▸ GIVEN PASSAGE:
Adelaide groundwater supply more limited than thought, researchers warn


Posted

March 23, 2018 06:30:15

Adelaide’s groundwater may be more susceptible to overuse than expected, researchers have warned, after an investigation into recharge mechanisms unearthed surprising results.

Flinders University researchers have published a paper establishing the origin of the city’s groundwater, which is ultimately fed by rainfall in the Mount Lofty Ranges.

Strategic professor of hydrogeology Okke Batelaan said they found Adelaide’s ability to meet its water requirements with groundwater was “more limited than thought”.

The paper’s lead author, Dr Etienne Bresciani, told ABC Radio Adelaide’s Afternoons program there were two mechanisms by which water from the ranges infiltrated the aquifer.

This included water absorbed into the hills before flowing laterally into the plains beneath the surface (mountain-block recharge), or water that flowed onto the plains via surface streams before leaking into or “infiltrating” the aquifer (mountain-front recharge).

“It’s really about finding out which of these two mechanisms were the dominant one for Adelaide, and, quite surprisingly, we found the stream infiltration was actually the dominant one in that case.

“This basically means we’ve probably overestimated the natural recharge of these aquifers, which meant this groundwater resource may be a bit more vulnerable to current and future extraction capacity.”

The dominance of the two mechanisms has long been debated due in part to difficulties understanding the hydraulic role of faults.

▸ EXTRACTED ENTRIES:
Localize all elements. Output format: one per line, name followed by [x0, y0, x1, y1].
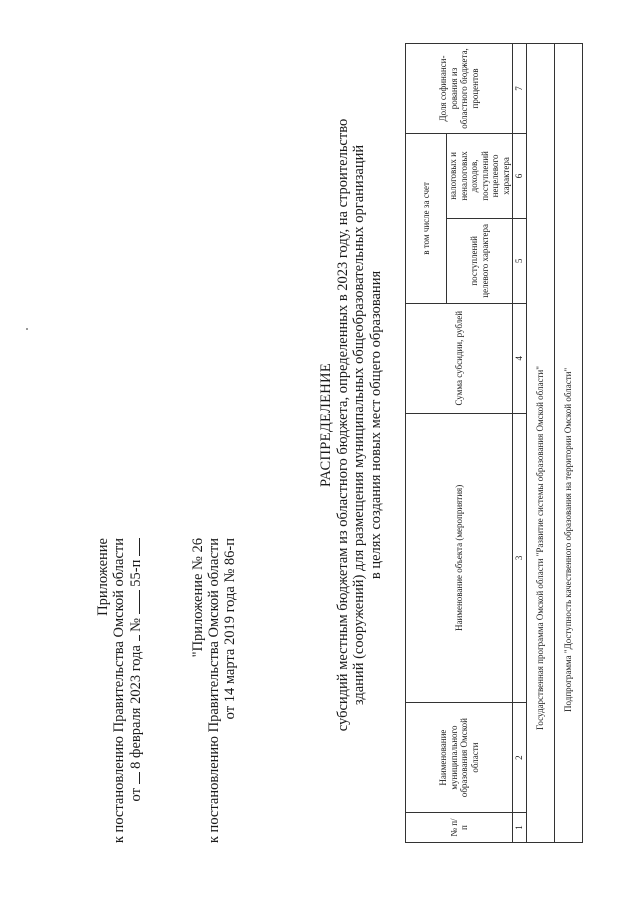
table-header-row	[406, 44, 447, 843]
attachment-header	[95, 538, 144, 843]
col-number: 1	[513, 813, 527, 843]
subprogram-name: Подпрограмма "Доступность качественного образования на территории Омской области"	[554, 44, 582, 843]
original-attachment-header	[190, 538, 238, 843]
col-number: 4	[513, 303, 527, 413]
header-municipality: Наименование муниципального образования Омской области	[406, 703, 513, 813]
subprogram-row	[554, 44, 582, 843]
document-title	[318, 105, 384, 745]
original-resolution-date: от 14 марта 2019 года № 86-п	[222, 538, 238, 720]
header-share: Доля софинанси-рования из областного бюджета, процентов	[406, 44, 513, 134]
resolution-number: 55-п	[128, 559, 144, 587]
header-targeted: поступлений целевого характера	[447, 218, 513, 303]
header-object: Наименование объекта (мероприятия)	[406, 413, 513, 702]
col-number: 6	[513, 133, 527, 218]
scan-speck	[26, 328, 28, 330]
title-heading: РАСПРЕДЕЛЕНИЕ	[318, 363, 334, 487]
col-number: 2	[513, 703, 527, 813]
original-resolution-reference: к постановлению Правительства Омской области	[206, 538, 222, 844]
title-line-2: зданий (сооружений) для размещения муниципальных общеобразовательных организаций	[351, 144, 367, 706]
program-row	[526, 44, 554, 843]
col-number: 7	[513, 44, 527, 134]
col-number: 5	[513, 218, 527, 303]
column-number-row	[513, 44, 527, 843]
resolution-reference: к постановлению Правительства Омской области	[111, 538, 127, 844]
header-tax: налоговых и неналоговых доходов, поступлений нецелевого характера	[447, 133, 513, 218]
title-line-3: в целях создания новых мест общего образования	[367, 270, 384, 580]
distribution-table	[405, 43, 583, 843]
original-attachment-label: "Приложение № 26	[190, 538, 206, 658]
header-including: в том числе за счет	[406, 133, 447, 303]
resolution-date: 8 февраля 2023 года	[128, 645, 144, 769]
title-line-1: субсидий местным бюджетам из областного бюджета, определенных в 2023 году, на строительство	[334, 118, 351, 732]
from-label: от	[128, 788, 144, 802]
col-number: 3	[513, 413, 527, 702]
attachment-label: Приложение	[95, 538, 111, 616]
resolution-date-line	[127, 538, 144, 843]
program-name: Государственная программа Омской области "Развитие системы образования Омской области"	[526, 44, 554, 843]
header-no: № п/п	[406, 813, 513, 843]
number-label: №	[128, 617, 144, 632]
header-amount: Сумма субсидии, рублей	[406, 303, 513, 413]
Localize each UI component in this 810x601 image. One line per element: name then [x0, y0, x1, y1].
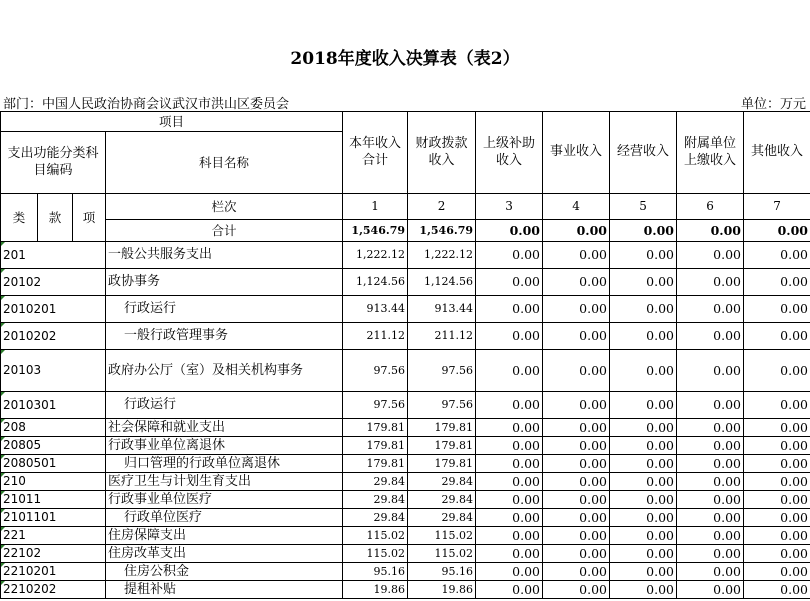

▸ REQUEST A:
Answer these questions from the article on Adelaide's groundwater, one line each:
(i) Researchers from which university published the paper?
(ii) Who is the paper's lead author?
(iii) Which recharge mechanism did the researchers find to be dominant for Adelaide?
▸ REQUEST B: Summarize the article on Adelaide's groundwater in two sentences.
▸ REQUEST C: Pick up the article on Adelaide's groundwater after its final sentence and continue it.

▸ EXERCISE RESPONSE A:
(i) Flinders University
(ii) Dr Etienne Bresciani
(iii) Stream infiltration, or mountain-front recharge

▸ EXERCISE RESPONSE B: Flinders University researchers traced Adelaide's groundwater to rainfall in the Mount Lofty Ranges and found that stream infiltration on the plains, rather than subsurface flow from the hills, is the dominant way the aquifer is recharged. This suggests natural recharge has probably been overestimated, so the city's groundwater may be more vulnerable to extraction than thought.

▸ EXERCISE RESPONSE C:
The research team used thousands of hydraulic head, chloride and electrical conductivity measurements to distinguish between the mechanisms.

Professor Bresciani warned that a year of strong rainfall did not necessarily improve the situation due to water taking a significant length of time to infiltrate the ground and reach the aquifers.

“The natural recharge that can happen even if there’s a bit more rainfall is not going to solve all the potential issues we have.”

He said groundwater levels in Adelaide had “significantly decreased” due to increasing extraction since the 1950s.

This water was mainly used for agricultural and industrial activities, he said, and “that included drinking products”.

Drilling for bore water has also increased among city residents, particularly during the water restrictions of last decade’s drought.

Many suburban gardeners put bore water signs in front yards to avoid being accused of gratuitous mains usage or to warn people against drinking it.

Professor Bresciani said their research emphasised a need to better manage groundwater and to focus on protecting and estimating the recharge qualities of streams and creeks.

But he said there was also relatively new technology surfacing that enabled manually recharging aquifers with run off, reclaimed or recycled water (once it was treated).

“These extra sources of water are usually lost to the ocean, but we can actually use it to artificially, in a managed way, recharge our aquifers.”

Trials in Salisbury and Bolivar had proved successful and should “inspire more of these facilities”, he said.

“This is definitely something that should be done more and more if we don’t want the groundwater levels to drop more than they’ve dropped so far.”

The research paper was published in the open-access journal Hydrology and Earth System Sciences.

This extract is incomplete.